Copy each line in which the string "bouwdelen" occurs.

_____

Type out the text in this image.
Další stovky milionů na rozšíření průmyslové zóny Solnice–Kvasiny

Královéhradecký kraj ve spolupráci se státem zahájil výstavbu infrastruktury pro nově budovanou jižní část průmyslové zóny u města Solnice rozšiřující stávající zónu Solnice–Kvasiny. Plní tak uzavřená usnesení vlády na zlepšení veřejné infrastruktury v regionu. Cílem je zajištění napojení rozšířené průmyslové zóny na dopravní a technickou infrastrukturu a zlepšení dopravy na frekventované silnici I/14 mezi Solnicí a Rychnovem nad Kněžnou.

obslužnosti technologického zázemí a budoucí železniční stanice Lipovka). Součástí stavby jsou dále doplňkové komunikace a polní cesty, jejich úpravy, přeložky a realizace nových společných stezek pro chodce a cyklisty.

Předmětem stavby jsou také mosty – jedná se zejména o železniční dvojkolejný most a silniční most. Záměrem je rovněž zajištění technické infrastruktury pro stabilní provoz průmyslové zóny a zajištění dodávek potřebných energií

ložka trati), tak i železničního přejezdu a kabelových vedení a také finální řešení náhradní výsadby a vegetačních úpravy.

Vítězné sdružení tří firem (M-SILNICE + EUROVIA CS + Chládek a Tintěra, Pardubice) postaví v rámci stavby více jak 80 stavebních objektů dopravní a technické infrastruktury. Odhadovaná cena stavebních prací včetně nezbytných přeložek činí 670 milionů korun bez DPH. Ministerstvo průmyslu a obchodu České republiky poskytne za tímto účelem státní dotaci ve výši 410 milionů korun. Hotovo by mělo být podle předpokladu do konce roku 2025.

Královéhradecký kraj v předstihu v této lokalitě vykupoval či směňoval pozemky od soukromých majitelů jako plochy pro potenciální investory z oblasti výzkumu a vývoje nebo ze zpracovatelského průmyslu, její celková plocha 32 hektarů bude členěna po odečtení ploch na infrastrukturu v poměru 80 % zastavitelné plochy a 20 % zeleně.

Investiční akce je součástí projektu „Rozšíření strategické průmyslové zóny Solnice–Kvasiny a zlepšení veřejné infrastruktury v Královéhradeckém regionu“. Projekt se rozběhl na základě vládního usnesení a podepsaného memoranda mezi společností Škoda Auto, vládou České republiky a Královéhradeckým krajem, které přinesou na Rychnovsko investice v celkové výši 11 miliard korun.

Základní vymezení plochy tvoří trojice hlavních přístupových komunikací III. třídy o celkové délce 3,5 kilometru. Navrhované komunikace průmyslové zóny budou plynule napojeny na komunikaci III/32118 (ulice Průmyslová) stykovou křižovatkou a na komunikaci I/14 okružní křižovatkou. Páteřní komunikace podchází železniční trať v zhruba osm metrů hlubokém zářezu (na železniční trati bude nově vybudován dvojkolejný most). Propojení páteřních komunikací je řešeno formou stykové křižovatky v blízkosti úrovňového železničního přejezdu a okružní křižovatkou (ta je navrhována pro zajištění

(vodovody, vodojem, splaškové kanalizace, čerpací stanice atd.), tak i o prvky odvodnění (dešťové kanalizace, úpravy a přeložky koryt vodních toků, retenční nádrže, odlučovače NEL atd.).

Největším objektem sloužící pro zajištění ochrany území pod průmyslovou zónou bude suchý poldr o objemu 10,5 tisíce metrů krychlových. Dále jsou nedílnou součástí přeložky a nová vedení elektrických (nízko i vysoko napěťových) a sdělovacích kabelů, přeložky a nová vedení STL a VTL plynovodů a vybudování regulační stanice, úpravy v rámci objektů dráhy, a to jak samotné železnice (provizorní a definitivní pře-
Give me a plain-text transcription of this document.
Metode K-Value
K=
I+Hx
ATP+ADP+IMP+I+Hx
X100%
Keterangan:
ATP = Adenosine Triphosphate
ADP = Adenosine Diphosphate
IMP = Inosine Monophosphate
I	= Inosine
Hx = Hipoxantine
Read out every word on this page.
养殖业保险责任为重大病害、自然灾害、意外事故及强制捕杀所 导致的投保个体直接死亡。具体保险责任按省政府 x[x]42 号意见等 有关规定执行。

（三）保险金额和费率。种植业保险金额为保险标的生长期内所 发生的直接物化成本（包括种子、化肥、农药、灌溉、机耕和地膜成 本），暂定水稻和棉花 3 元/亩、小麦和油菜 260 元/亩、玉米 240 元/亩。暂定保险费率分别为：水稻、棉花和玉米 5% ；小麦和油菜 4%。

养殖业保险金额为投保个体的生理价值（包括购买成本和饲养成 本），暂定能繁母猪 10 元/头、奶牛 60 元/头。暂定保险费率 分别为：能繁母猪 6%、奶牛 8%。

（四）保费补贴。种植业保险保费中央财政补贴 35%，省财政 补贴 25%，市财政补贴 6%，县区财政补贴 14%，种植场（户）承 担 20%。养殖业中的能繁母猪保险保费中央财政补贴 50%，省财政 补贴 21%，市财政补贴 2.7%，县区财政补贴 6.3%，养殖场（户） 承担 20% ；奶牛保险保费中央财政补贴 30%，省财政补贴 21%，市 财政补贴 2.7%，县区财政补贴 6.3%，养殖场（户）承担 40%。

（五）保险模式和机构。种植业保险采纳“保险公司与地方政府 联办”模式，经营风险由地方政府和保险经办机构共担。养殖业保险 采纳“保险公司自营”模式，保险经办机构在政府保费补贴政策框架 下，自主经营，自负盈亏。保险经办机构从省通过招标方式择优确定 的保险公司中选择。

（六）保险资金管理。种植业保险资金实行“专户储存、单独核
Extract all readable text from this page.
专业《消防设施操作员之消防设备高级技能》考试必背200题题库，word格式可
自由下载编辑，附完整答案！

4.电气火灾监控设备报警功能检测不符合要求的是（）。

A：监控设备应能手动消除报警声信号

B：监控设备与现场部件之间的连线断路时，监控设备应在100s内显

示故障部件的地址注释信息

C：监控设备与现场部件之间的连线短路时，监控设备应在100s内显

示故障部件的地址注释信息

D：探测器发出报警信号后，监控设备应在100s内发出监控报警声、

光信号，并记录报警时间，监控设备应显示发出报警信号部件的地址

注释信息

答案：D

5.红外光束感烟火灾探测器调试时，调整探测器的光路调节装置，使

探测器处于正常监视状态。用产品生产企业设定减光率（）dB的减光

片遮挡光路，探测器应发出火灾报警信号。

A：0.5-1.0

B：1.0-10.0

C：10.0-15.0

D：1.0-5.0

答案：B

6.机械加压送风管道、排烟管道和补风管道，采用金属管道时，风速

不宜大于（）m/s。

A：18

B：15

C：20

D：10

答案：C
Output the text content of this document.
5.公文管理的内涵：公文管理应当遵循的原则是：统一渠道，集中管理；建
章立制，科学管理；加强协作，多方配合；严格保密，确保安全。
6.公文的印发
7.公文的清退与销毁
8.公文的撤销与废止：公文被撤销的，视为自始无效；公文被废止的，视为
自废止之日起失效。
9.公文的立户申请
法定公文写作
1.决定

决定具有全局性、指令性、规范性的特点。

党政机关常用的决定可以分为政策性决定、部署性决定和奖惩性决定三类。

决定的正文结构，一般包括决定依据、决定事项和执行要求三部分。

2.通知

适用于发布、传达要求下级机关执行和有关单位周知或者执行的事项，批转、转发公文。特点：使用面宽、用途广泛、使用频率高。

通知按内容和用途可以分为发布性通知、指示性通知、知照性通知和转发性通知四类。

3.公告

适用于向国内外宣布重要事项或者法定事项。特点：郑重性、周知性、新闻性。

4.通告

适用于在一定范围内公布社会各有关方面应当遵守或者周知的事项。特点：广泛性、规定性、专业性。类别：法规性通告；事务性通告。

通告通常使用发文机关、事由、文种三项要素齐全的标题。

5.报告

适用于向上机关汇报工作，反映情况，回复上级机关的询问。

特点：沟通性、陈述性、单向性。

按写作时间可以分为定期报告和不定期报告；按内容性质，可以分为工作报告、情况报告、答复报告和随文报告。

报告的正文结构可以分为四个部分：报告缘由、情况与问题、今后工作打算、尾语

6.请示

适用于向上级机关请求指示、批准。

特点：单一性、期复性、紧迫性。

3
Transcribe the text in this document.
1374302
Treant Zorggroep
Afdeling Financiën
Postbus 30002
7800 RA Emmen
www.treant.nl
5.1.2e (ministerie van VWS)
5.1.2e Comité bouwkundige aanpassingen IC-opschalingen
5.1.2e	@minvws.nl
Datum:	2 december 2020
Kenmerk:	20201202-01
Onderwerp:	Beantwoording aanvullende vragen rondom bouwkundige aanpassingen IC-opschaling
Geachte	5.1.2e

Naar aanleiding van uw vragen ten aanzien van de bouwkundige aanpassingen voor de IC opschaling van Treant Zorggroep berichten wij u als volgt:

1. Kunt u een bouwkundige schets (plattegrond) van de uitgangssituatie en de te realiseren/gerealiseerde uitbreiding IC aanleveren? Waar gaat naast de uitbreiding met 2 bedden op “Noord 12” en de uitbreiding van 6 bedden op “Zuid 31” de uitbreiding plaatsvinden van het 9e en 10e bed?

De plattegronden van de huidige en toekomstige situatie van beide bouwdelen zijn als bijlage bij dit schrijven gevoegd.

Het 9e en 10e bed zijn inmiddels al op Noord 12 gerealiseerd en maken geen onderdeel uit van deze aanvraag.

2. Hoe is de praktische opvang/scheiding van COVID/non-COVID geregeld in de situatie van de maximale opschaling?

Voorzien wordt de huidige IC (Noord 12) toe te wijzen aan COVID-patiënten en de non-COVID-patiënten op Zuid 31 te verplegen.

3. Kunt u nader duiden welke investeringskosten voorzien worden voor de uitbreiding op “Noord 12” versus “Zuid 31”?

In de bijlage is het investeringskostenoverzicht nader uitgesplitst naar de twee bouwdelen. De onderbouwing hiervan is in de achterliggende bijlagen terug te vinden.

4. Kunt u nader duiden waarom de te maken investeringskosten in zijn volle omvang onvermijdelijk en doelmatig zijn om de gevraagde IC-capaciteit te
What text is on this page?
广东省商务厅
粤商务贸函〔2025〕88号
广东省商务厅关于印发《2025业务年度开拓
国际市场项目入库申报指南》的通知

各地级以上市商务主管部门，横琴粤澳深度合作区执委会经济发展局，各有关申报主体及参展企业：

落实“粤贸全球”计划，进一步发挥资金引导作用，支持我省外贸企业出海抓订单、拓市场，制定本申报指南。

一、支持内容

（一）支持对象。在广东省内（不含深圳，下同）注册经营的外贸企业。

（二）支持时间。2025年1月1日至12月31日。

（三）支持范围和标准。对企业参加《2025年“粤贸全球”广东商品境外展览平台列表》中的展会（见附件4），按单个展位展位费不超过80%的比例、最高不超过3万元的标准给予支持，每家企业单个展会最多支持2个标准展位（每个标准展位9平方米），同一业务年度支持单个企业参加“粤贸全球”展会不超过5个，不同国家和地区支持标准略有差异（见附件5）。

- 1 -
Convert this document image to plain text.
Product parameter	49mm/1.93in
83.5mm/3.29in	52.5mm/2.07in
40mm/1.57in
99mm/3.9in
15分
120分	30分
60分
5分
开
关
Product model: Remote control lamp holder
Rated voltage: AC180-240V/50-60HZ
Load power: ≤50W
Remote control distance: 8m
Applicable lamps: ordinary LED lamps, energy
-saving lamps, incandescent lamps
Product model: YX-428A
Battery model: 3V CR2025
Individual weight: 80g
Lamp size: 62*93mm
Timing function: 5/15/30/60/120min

_____

* _TASK RESPONSE_:
De plattegronden van de huidige en toekomstige situatie van beide bouwdelen zijn als bijlage bij dit schrijven gevoegd.
In de bijlage is het investeringskostenoverzicht nader uitgesplitst naar de twee bouwdelen. De onderbouwing hiervan is in de achterliggende bijlagen terug te vinden.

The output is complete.